Work to complete: Reproduce each of the lines word for word.

>> Begin Dataset excerpts

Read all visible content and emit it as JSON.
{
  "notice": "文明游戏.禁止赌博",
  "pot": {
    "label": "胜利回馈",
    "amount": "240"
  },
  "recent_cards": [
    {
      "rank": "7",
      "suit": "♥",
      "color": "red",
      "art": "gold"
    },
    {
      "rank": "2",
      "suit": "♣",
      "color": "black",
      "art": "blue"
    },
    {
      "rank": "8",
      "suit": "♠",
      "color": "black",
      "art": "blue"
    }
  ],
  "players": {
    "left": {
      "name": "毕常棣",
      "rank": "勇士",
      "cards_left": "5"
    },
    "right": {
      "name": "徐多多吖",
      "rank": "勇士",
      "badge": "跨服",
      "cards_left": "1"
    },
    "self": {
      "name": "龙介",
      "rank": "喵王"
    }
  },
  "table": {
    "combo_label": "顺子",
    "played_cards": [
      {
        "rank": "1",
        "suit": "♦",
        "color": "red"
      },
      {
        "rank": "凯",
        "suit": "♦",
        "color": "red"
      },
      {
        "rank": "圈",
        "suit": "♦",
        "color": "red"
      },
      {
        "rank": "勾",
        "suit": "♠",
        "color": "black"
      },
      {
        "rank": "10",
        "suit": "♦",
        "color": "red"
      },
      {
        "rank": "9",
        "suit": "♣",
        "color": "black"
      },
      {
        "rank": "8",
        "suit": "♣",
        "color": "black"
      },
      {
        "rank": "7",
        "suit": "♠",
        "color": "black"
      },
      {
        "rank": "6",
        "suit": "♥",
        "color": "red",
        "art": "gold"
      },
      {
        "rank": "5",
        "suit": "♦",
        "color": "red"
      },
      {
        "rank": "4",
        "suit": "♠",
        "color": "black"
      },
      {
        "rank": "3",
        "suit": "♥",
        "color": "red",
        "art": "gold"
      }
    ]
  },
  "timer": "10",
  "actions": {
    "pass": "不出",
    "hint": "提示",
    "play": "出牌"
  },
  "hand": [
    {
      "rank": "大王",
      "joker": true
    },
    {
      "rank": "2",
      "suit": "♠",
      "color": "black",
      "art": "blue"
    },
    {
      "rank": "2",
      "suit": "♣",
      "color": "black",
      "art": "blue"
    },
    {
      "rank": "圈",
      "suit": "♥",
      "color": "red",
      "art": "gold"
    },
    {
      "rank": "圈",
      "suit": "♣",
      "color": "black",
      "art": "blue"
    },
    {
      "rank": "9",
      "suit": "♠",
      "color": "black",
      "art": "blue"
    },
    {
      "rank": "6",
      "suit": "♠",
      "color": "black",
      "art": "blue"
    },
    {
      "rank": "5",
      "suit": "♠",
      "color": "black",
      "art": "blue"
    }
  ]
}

>> End Dataset excerpts

Full answer:
Read all visible content and emit it as JSON.
{
  "notice": "文明游戏.禁止赌博",
  "pot": {
    "label": "胜利回馈",
    "amount": "240"
  },
  "recent_cards": [
    {
      "rank": "7",
      "suit": "♥",
      "color": "red",
      "art": "gold"
    },
    {
      "rank": "2",
      "suit": "♣",
      "color": "black",
      "art": "blue"
    },
    {
      "rank": "8",
      "suit": "♠",
      "color": "black",
      "art": "blue"
    }
  ],
  "players": {
    "left": {
      "name": "毕常棣",
      "rank": "勇士",
      "cards_left": "5"
    },
    "right": {
      "name": "徐多多吖",
      "rank": "勇士",
      "badge": "跨服",
      "cards_left": "1"
    },
    "self": {
      "name": "龙介",
      "rank": "喵王"
    }
  },
  "table": {
    "combo_label": "顺子",
    "played_cards": [
      {
        "rank": "1",
        "suit": "♦",
        "color": "red"
      },
      {
        "rank": "凯",
        "suit": "♦",
        "color": "red"
      },
      {
        "rank": "圈",
        "suit": "♦",
        "color": "red"
      },
      {
        "rank": "勾",
        "suit": "♠",
        "color": "black"
      },
      {
        "rank": "10",
        "suit": "♦",
        "color": "red"
      },
      {
        "rank": "9",
        "suit": "♣",
        "color": "black"
      },
      {
        "rank": "8",
        "suit": "♣",
        "color": "black"
      },
      {
        "rank": "7",
        "suit": "♠",
        "color": "black"
      },
      {
        "rank": "6",
        "suit": "♥",
        "color": "red",
        "art": "gold"
      },
      {
        "rank": "5",
        "suit": "♦",
        "color": "red"
      },
      {
        "rank": "4",
        "suit": "♠",
        "color": "black"
      },
      {
        "rank": "3",
        "suit": "♥",
        "color": "red",
        "art": "gold"
      }
    ]
  },
  "timer": "10",
  "actions": {
    "pass": "不出",
    "hint": "提示",
    "play": "出牌"
  },
  "hand": [
    {
      "rank": "大王",
      "joker": true
    },
    {
      "rank": "2",
      "suit": "♠",
      "color": "black",
      "art": "blue"
    },
    {
      "rank": "2",
      "suit": "♣",
      "color": "black",
      "art": "blue"
    },
    {
      "rank": "圈",
      "suit": "♥",
      "color": "red",
      "art": "gold"
    },
    {
      "rank": "圈",
      "suit": "♣",
      "color": "black",
      "art": "blue"
    },
    {
      "rank": "9",
      "suit": "♠",
      "color": "black",
      "art": "blue"
    },
    {
      "rank": "6",
      "suit": "♠",
      "color": "black",
      "art": "blue"
    },
    {
      "rank": "5",
      "suit": "♠",
      "color": "black",
      "art": "blue"
    }
  ]
}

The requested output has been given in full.